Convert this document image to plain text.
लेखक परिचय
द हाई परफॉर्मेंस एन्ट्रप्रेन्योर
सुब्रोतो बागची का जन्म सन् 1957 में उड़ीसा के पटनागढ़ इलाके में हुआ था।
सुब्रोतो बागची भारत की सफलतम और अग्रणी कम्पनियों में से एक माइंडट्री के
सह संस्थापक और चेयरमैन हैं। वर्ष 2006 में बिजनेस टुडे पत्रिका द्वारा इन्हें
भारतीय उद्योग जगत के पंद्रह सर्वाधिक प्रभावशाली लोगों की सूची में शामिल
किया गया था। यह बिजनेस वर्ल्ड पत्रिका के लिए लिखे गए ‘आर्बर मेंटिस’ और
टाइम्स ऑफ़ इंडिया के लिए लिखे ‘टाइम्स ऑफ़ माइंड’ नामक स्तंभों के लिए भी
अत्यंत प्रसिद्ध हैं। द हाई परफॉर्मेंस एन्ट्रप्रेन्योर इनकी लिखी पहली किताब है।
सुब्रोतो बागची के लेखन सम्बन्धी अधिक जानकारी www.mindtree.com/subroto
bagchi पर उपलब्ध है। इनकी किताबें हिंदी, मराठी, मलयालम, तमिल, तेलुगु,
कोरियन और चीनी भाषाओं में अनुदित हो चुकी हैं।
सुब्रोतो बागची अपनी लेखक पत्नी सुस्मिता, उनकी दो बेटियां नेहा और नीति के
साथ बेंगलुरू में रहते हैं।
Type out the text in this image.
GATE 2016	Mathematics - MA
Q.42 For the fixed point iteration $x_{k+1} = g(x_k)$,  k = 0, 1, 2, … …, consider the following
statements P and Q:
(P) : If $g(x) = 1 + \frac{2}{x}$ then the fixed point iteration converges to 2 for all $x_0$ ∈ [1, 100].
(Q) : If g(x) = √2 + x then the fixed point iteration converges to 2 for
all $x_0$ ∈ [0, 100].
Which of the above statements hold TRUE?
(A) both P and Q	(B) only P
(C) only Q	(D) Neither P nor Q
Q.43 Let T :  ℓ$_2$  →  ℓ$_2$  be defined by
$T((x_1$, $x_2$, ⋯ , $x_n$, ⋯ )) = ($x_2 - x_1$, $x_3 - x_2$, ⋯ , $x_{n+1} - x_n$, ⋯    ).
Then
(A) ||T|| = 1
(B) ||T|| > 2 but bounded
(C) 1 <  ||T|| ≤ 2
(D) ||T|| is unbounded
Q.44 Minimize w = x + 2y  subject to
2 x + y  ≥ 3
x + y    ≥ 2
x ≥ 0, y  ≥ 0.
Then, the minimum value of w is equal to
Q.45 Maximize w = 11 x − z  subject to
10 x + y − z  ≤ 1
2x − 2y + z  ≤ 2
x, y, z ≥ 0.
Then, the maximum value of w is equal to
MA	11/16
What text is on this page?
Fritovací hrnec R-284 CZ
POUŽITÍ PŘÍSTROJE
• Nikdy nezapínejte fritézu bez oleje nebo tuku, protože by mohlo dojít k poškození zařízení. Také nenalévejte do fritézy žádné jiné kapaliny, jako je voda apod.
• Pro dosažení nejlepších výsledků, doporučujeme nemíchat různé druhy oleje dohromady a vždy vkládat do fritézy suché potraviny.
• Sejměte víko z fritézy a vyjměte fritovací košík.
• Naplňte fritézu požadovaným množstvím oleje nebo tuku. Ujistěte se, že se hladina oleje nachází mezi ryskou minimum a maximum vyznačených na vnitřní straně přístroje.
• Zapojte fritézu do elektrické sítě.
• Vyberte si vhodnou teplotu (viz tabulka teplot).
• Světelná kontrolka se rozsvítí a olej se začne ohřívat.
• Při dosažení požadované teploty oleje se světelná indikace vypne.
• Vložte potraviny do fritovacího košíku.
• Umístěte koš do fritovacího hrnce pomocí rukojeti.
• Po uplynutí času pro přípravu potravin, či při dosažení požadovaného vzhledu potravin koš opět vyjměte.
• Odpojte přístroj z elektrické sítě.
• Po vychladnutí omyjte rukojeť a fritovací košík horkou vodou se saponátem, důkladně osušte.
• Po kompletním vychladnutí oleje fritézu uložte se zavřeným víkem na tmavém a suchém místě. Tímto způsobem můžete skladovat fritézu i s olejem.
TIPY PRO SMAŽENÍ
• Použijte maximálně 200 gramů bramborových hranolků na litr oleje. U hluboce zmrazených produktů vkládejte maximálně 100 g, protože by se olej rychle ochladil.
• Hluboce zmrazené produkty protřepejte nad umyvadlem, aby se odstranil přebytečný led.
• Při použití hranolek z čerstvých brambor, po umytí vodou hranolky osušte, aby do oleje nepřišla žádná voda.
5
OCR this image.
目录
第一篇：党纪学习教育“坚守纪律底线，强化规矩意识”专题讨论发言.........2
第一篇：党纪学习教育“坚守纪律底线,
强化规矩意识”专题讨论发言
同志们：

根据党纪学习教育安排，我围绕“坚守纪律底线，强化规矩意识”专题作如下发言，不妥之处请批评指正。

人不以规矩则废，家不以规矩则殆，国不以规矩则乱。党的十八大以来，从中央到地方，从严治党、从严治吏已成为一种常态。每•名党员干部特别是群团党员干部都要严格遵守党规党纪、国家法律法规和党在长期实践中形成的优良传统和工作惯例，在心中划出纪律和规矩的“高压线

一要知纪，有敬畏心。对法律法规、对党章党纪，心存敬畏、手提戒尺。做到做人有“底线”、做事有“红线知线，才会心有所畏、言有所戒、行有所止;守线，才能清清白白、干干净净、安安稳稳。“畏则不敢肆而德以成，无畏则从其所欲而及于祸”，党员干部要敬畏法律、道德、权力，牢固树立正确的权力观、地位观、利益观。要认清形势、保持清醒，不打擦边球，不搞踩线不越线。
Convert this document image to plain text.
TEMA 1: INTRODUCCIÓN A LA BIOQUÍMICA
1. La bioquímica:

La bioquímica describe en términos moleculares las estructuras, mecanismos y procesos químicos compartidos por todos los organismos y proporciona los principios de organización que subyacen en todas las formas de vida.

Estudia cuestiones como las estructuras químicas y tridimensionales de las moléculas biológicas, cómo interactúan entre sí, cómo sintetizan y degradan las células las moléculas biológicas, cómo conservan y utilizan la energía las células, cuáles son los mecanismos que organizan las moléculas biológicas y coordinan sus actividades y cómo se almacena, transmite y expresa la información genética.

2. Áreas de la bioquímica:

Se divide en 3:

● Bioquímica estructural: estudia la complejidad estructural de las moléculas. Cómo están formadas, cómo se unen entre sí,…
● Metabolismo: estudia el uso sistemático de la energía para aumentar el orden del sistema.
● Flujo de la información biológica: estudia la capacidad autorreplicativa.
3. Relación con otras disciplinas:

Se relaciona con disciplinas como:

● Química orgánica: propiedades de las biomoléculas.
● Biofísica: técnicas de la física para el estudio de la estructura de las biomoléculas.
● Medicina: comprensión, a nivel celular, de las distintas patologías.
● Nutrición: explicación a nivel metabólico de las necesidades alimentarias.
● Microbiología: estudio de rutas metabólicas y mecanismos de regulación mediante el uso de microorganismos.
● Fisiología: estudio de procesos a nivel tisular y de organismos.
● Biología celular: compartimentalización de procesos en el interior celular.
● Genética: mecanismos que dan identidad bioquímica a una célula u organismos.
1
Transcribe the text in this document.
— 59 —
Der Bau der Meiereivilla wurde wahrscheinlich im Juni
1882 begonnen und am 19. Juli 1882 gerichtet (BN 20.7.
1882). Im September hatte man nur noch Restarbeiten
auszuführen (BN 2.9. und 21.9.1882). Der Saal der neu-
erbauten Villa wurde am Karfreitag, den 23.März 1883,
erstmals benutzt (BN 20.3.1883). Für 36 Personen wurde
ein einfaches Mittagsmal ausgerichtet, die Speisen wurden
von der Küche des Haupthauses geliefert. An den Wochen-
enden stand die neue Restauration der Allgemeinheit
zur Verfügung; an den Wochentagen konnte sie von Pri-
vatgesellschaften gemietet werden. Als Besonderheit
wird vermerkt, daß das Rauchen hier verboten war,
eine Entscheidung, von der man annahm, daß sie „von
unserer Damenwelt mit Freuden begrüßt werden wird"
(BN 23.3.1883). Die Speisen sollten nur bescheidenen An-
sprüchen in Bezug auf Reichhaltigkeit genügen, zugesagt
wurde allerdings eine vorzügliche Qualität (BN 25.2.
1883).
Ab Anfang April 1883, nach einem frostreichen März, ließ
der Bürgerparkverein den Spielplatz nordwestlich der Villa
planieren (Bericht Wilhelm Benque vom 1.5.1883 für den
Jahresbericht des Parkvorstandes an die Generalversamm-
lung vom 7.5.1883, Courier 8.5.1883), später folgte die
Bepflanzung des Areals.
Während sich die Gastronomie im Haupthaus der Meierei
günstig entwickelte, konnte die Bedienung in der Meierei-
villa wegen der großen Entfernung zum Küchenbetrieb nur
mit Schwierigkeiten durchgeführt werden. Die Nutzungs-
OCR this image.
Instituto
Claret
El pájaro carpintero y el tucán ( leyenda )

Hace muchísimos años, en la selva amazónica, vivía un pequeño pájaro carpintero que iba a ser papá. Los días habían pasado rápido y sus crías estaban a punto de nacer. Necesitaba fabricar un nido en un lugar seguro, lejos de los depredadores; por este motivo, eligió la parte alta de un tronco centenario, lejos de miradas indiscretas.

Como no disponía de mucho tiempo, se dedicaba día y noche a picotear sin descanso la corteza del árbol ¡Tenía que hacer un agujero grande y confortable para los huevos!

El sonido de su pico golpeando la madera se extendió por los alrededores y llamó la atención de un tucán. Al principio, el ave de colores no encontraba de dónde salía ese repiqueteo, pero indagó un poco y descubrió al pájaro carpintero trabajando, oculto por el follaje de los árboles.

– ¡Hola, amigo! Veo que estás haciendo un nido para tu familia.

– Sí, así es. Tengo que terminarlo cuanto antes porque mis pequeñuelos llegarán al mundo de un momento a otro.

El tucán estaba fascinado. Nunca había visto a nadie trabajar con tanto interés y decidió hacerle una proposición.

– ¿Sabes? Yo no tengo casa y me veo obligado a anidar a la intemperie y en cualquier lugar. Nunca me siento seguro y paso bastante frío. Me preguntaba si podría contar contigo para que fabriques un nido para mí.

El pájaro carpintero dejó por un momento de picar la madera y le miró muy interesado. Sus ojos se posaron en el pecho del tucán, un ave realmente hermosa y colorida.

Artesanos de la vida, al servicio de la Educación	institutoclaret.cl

════

Exercise objective:
Pull every line containing "statements" out of the data above.

The completed task:
statements P and Q:
Which of the above statements hold TRUE?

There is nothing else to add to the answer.